* SELECTED EXCERPT:
──────────
Four lost years.
Except, not lost, if you choose to see this as that moment when we flipped on the kitchen lights and realized cockroaches ruled the darkness. Armies of them swarming across the linoleum floors.
We need to have learned something from that sickening midnight epiphany.
Black people - emphasize ‘people’ because on the day our country was founded there was a raging debate going on as to whether or not Blacks were fully human and, when all of those famous papers we like to endearingly refer to were penned, they were not considered people - might say four hundred years have been lost.
Except, for those four hundred years, no people have been more willing to die for America’s ideals than Black people.
In spite of every road block, every hurdle, every epithet, every slight, every bloodthirsty mob, every oh-so-subtle sideways glance, every putdown, every smear, every noose, molotov cocktail and sniper’s bullet, Black Americans continue to believe in those words written by privileged white men in the eighteenth century.
We hold these truths to be self-evident, that all men are created equal, that they are endowed by their Creator with certain unalienable Rights, that among these are Life, Liberty and the pursuit of Happiness.
──────────
* ENTRIES:
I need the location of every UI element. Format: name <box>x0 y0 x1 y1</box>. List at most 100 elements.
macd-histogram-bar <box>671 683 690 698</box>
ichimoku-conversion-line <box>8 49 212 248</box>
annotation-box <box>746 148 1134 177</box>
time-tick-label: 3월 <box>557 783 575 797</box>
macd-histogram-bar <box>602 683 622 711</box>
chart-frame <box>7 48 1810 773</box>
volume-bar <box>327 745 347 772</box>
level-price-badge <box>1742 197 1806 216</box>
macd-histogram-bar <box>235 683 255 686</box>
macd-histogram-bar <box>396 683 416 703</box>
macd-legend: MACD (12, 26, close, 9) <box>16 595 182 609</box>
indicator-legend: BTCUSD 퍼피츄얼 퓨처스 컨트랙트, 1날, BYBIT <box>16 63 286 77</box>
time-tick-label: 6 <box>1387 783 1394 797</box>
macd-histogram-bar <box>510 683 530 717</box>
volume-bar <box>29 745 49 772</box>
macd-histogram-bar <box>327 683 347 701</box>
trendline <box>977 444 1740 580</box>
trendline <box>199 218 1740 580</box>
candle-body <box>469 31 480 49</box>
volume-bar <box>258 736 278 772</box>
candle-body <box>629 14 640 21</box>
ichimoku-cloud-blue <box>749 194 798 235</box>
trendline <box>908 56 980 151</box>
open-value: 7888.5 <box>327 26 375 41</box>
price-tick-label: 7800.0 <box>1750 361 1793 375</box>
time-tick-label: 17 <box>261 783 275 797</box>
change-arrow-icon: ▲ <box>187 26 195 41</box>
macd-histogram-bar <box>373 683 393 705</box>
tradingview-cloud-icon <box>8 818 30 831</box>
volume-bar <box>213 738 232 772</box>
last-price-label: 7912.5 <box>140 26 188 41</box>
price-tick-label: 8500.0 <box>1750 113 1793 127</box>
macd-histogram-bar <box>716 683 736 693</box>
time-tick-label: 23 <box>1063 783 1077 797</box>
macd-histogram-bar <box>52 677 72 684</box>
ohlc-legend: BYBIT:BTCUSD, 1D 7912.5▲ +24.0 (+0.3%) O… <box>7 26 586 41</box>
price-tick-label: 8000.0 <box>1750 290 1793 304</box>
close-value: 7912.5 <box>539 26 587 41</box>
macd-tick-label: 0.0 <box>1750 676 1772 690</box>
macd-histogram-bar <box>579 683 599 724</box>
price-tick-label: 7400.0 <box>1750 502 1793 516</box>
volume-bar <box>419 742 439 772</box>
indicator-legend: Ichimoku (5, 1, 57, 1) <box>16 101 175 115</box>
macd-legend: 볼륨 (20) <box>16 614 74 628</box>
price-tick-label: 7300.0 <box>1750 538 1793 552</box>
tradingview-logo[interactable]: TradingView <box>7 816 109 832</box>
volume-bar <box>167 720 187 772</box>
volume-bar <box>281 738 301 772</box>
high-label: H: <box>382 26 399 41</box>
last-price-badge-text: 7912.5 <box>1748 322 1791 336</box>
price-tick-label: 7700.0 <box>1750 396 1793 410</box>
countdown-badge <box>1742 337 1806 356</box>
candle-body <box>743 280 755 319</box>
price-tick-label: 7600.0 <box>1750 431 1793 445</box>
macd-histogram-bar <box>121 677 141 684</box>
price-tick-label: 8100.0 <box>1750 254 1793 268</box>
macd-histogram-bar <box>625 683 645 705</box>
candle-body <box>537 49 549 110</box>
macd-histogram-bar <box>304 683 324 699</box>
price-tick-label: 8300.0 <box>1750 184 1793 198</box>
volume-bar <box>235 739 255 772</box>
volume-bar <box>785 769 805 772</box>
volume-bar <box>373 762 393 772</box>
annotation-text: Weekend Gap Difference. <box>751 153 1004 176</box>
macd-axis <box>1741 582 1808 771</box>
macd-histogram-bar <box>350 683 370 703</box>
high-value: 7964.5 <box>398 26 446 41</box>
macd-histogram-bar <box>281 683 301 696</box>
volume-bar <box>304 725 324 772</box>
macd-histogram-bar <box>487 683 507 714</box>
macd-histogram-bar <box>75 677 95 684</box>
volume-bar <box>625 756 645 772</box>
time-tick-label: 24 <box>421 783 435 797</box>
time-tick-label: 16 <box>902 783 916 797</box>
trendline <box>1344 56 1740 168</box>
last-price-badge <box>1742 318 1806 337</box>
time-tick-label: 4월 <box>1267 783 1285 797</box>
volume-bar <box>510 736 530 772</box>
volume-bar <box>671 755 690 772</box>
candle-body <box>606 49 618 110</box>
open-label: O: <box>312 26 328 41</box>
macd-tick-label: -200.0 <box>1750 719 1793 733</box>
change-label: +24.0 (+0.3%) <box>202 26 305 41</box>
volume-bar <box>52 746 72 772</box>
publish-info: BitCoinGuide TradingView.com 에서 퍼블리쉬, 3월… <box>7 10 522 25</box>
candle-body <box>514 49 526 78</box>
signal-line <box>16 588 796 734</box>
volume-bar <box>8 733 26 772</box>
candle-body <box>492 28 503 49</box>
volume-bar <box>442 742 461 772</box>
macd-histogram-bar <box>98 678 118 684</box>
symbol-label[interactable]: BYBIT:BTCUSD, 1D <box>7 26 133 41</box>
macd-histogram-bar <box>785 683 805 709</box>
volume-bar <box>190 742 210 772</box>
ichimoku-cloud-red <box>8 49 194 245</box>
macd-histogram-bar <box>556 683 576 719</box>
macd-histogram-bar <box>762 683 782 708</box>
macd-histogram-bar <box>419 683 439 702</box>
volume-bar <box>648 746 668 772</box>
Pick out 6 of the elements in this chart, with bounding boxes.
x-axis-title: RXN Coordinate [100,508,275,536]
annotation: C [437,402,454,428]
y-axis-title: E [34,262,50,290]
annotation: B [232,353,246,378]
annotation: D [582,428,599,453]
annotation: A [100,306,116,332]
──────────
* DIRECTIONS:
a) Using the essay on four lost years, answer these, one per line, each marked (i), (ii) or (iii) like its question:
(i) What were swarming across the linoleum floors when the kitchen lights came on?
(ii) How many years might Black people say have been lost?
(iii) In the quoted line, which three unalienable Rights are named?
b) In the essay on four lost years, shorten the paragraph that opens "In spite of every road block" and keep its main facts.
c) Resume the essay on four lost years after its final sentence, the quoted line beginning "We hold these truths to be self-evident".

* RESULTS BY TASK:
a)
(i) Armies of cockroaches
(ii) Four hundred years
(iii) Life, Liberty and the pursuit of Happiness

b) Despite every obstacle, from road blocks, hurdles, epithets, slights and subtle sideways glances to putdowns, smears, bloodthirsty mobs, nooses, molotov cocktails and sniper's bullets, Black Americans still believe in the words written by privileged white men in the eighteenth century.

c)
They voted in droves to repudiate a man who, in another era, would have been indistinguishable from your common, garden variety plantation owner. Jowly, red-faced, beady-eyed and as unscrupulous as they come.
I’ve wondered before and I’m going to wonder again about where this country would be if we had actually believed those words from the Declaration of Independence applied to all people.
I was reading one of Nikole Hannah-Jones’ New York Times articles related to her 1619 Project and she wrote how the twelve years following the Civil War in the American South, known as Reconstruction, there were thousands and thousands of Black voters, dozens of national Black politicians, hundreds locally and you could arguably say it might have been the most progressive moment in our nation’s history.
Black people were embracing their newfound civic duty - voting, running for office and serving the public.
It was during this period, public schools were introduced to the South. Not only did the children of former slaves benefit, poor white children who had never had an education benefited.
White Southerners expected newly freed slaves to turn violently against them but instead they mainly threw themselves into learning what it was to be an American and reveling in their rights.
This is what I envision going forward. My enmity for ignorance, intolerance and bigoted intransigence runs deep but I want to drag those who thought there was a time when America was great into a America that is truly trying to become great and allow them to share in the largesse.
What else are we going to do with them?
I want to see a rising tide that is, indeed, lifting all boats. Cockroaches and all.
For the moment, I want to bask in knowing the king of the cockroaches has been squashed. But I am no fool. Cockroaches are the most resilient creatures known to man. We will not be able to eradicate them.
I’m just ecstatic we get a chance to go on offense.
Let’s vow to not fuck it up. We don’t have years to lose.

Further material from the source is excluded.